AIM ▸
Scan the listing below and copy every line holding "server".

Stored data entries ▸
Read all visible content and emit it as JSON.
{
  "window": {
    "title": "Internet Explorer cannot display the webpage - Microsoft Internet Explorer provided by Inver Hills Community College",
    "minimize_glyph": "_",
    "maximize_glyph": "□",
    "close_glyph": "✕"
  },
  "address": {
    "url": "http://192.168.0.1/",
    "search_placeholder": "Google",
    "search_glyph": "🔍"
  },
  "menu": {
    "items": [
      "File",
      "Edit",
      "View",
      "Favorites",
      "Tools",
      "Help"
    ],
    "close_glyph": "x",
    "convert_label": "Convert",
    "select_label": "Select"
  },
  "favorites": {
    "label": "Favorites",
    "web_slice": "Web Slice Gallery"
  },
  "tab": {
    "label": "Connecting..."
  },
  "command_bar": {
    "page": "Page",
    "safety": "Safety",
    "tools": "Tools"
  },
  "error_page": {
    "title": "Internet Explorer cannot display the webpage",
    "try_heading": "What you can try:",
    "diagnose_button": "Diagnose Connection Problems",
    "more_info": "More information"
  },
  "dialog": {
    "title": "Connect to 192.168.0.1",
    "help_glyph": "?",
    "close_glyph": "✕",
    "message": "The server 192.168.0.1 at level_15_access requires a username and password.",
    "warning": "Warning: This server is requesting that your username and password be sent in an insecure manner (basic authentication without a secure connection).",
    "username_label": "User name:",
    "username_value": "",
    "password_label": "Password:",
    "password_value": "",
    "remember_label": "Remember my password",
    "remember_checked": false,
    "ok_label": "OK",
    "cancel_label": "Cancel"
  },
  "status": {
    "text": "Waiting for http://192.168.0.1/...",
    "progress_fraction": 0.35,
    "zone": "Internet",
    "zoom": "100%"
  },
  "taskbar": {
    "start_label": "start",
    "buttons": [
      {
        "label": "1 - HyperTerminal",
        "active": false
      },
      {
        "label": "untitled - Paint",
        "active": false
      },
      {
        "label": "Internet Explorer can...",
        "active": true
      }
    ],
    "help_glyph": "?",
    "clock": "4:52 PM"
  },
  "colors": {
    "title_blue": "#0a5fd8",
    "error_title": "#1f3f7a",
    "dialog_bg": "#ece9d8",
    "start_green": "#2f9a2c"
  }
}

THE REPLY ▸
    "message": "The server 192.168.0.1 at level_15_access requires a username and password.",
    "warning": "Warning: This server is requesting that your username and password be sent in an insecure manner (basic authentication without a secure connection).",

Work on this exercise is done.